-- begin Items --

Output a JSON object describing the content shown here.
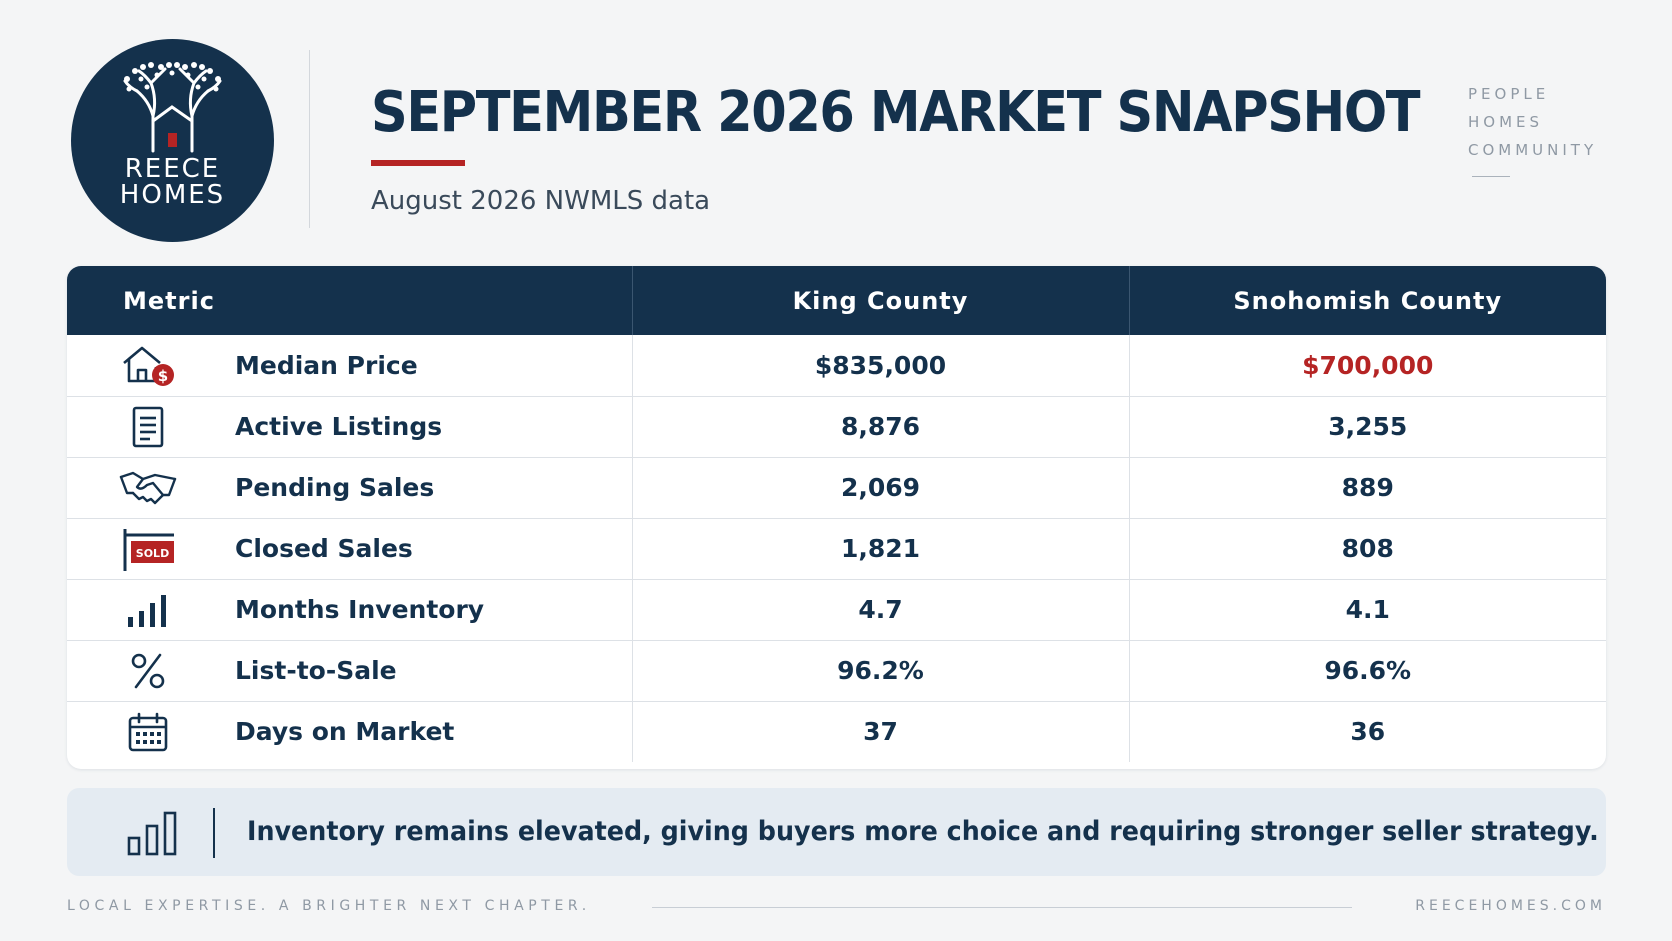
{
  "brand": {
    "line1": "REECE",
    "line2": "HOMES"
  },
  "header": {
    "title": "SEPTEMBER 2026 MARKET SNAPSHOT",
    "subtitle": "August 2026 NWMLS data",
    "tagline": [
      "PEOPLE",
      "HOMES",
      "COMMUNITY"
    ]
  },
  "table": {
    "columns": [
      "Metric",
      "King County",
      "Snohomish County"
    ],
    "rows": [
      {
        "icon": "house-dollar-icon",
        "metric": "Median Price",
        "king": "$835,000",
        "snohomish": "$700,000",
        "snohomish_highlight": true
      },
      {
        "icon": "document-list-icon",
        "metric": "Active Listings",
        "king": "8,876",
        "snohomish": "3,255"
      },
      {
        "icon": "handshake-icon",
        "metric": "Pending Sales",
        "king": "2,069",
        "snohomish": "889"
      },
      {
        "icon": "sold-sign-icon",
        "metric": "Closed Sales",
        "king": "1,821",
        "snohomish": "808",
        "icon_text": "SOLD"
      },
      {
        "icon": "bar-chart-icon",
        "metric": "Months Inventory",
        "king": "4.7",
        "snohomish": "4.1"
      },
      {
        "icon": "percent-icon",
        "metric": "List-to-Sale",
        "king": "96.2%",
        "snohomish": "96.6%"
      },
      {
        "icon": "calendar-icon",
        "metric": "Days on Market",
        "king": "37",
        "snohomish": "36"
      }
    ]
  },
  "note": {
    "icon": "bar-chart-outline-icon",
    "text": "Inventory remains elevated, giving buyers more choice and requiring stronger seller strategy."
  },
  "footer": {
    "left": "LOCAL EXPERTISE. A BRIGHTER NEXT CHAPTER.",
    "right": "REECEHOMES.COM"
  },
  "colors": {
    "navy": "#14314c",
    "accent_red": "#b52424",
    "note_bg": "#e4ebf2",
    "background": "#f4f5f6"
  }
}
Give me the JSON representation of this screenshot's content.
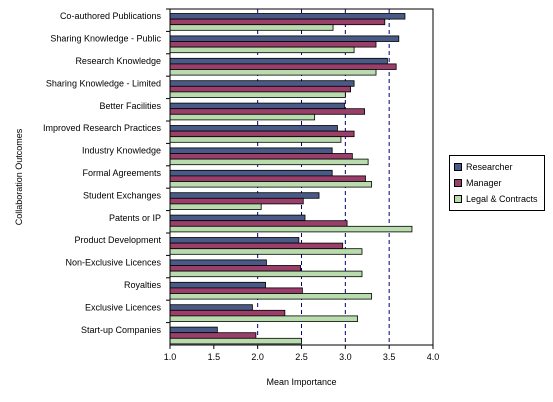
{
  "chart_data": {
    "type": "bar",
    "orientation": "horizontal",
    "title": "",
    "xlabel": "Mean Importance",
    "ylabel": "Collaboration Outcomes",
    "xlim": [
      1.0,
      4.0
    ],
    "xticks": [
      "1.0",
      "1.5",
      "2.0",
      "2.5",
      "3.0",
      "3.5",
      "4.0"
    ],
    "grid": "dashed vertical lines at 2.0, 2.5, 3.0, 3.5",
    "legend_position": "right",
    "categories": [
      "Co-authored Publications",
      "Sharing Knowledge - Public",
      "Research Knowledge",
      "Sharing Knowledge - Limited",
      "Better Facilities",
      "Improved Research Practices",
      "Industry Knowledge",
      "Formal Agreements",
      "Student Exchanges",
      "Patents or IP",
      "Product Development",
      "Non-Exclusive Licences",
      "Royalties",
      "Exclusive Licences",
      "Start-up Companies"
    ],
    "series": [
      {
        "name": "Researcher",
        "color": "#4a5a86",
        "values": [
          3.68,
          3.61,
          3.48,
          3.1,
          2.99,
          2.91,
          2.85,
          2.85,
          2.7,
          2.54,
          2.47,
          2.1,
          2.09,
          1.94,
          1.54
        ]
      },
      {
        "name": "Manager",
        "color": "#9a3e6a",
        "values": [
          3.45,
          3.35,
          3.58,
          3.06,
          3.22,
          3.1,
          3.08,
          3.23,
          2.52,
          3.02,
          2.97,
          2.49,
          2.51,
          2.31,
          1.98
        ]
      },
      {
        "name": "Legal & Contracts",
        "color": "#b8dcae",
        "values": [
          2.86,
          3.1,
          3.35,
          3.0,
          2.65,
          2.95,
          3.26,
          3.3,
          2.04,
          3.76,
          3.19,
          3.19,
          3.3,
          3.14,
          2.5
        ]
      }
    ]
  }
}
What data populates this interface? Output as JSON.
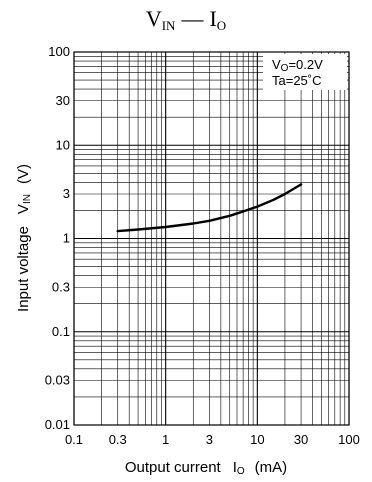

-- end Items --

▶ What you will do
Strip out the pictures and quote the remaining data word for word.

▶ Expected answer
Output a JSON object describing the content shown here.
{
  "brand": {
    "line1": "REECE",
    "line2": "HOMES"
  },
  "header": {
    "title": "SEPTEMBER 2026 MARKET SNAPSHOT",
    "subtitle": "August 2026 NWMLS data",
    "tagline": [
      "PEOPLE",
      "HOMES",
      "COMMUNITY"
    ]
  },
  "table": {
    "columns": [
      "Metric",
      "King County",
      "Snohomish County"
    ],
    "rows": [
      {
        "icon": "house-dollar-icon",
        "metric": "Median Price",
        "king": "$835,000",
        "snohomish": "$700,000",
        "snohomish_highlight": true
      },
      {
        "icon": "document-list-icon",
        "metric": "Active Listings",
        "king": "8,876",
        "snohomish": "3,255"
      },
      {
        "icon": "handshake-icon",
        "metric": "Pending Sales",
        "king": "2,069",
        "snohomish": "889"
      },
      {
        "icon": "sold-sign-icon",
        "metric": "Closed Sales",
        "king": "1,821",
        "snohomish": "808",
        "icon_text": "SOLD"
      },
      {
        "icon": "bar-chart-icon",
        "metric": "Months Inventory",
        "king": "4.7",
        "snohomish": "4.1"
      },
      {
        "icon": "percent-icon",
        "metric": "List-to-Sale",
        "king": "96.2%",
        "snohomish": "96.6%"
      },
      {
        "icon": "calendar-icon",
        "metric": "Days on Market",
        "king": "37",
        "snohomish": "36"
      }
    ]
  },
  "note": {
    "icon": "bar-chart-outline-icon",
    "text": "Inventory remains elevated, giving buyers more choice and requiring stronger seller strategy."
  },
  "footer": {
    "left": "LOCAL EXPERTISE. A BRIGHTER NEXT CHAPTER.",
    "right": "REECEHOMES.COM"
  },
  "colors": {
    "navy": "#14314c",
    "accent_red": "#b52424",
    "note_bg": "#e4ebf2",
    "background": "#f4f5f6"
  }
}
Give me the JSON representation of this screenshot's content.
{
  "chart_data": {
    "type": "bar",
    "orientation": "horizontal",
    "title": "",
    "xlabel": "Mean Importance",
    "ylabel": "Collaboration Outcomes",
    "xlim": [
      1.0,
      4.0
    ],
    "xticks": [
      "1.0",
      "1.5",
      "2.0",
      "2.5",
      "3.0",
      "3.5",
      "4.0"
    ],
    "grid": "dashed vertical lines at 2.0, 2.5, 3.0, 3.5",
    "legend_position": "right",
    "categories": [
      "Co-authored Publications",
      "Sharing Knowledge - Public",
      "Research Knowledge",
      "Sharing Knowledge - Limited",
      "Better Facilities",
      "Improved Research Practices",
      "Industry Knowledge",
      "Formal Agreements",
      "Student Exchanges",
      "Patents or IP",
      "Product Development",
      "Non-Exclusive Licences",
      "Royalties",
      "Exclusive Licences",
      "Start-up Companies"
    ],
    "series": [
      {
        "name": "Researcher",
        "color": "#4a5a86",
        "values": [
          3.68,
          3.61,
          3.48,
          3.1,
          2.99,
          2.91,
          2.85,
          2.85,
          2.7,
          2.54,
          2.47,
          2.1,
          2.09,
          1.94,
          1.54
        ]
      },
      {
        "name": "Manager",
        "color": "#9a3e6a",
        "values": [
          3.45,
          3.35,
          3.58,
          3.06,
          3.22,
          3.1,
          3.08,
          3.23,
          2.52,
          3.02,
          2.97,
          2.49,
          2.51,
          2.31,
          1.98
        ]
      },
      {
        "name": "Legal & Contracts",
        "color": "#b8dcae",
        "values": [
          2.86,
          3.1,
          3.35,
          3.0,
          2.65,
          2.95,
          3.26,
          3.3,
          2.04,
          3.76,
          3.19,
          3.19,
          3.3,
          3.14,
          2.5
        ]
      }
    ]
  }
}
What data populates this interface? Output as JSON.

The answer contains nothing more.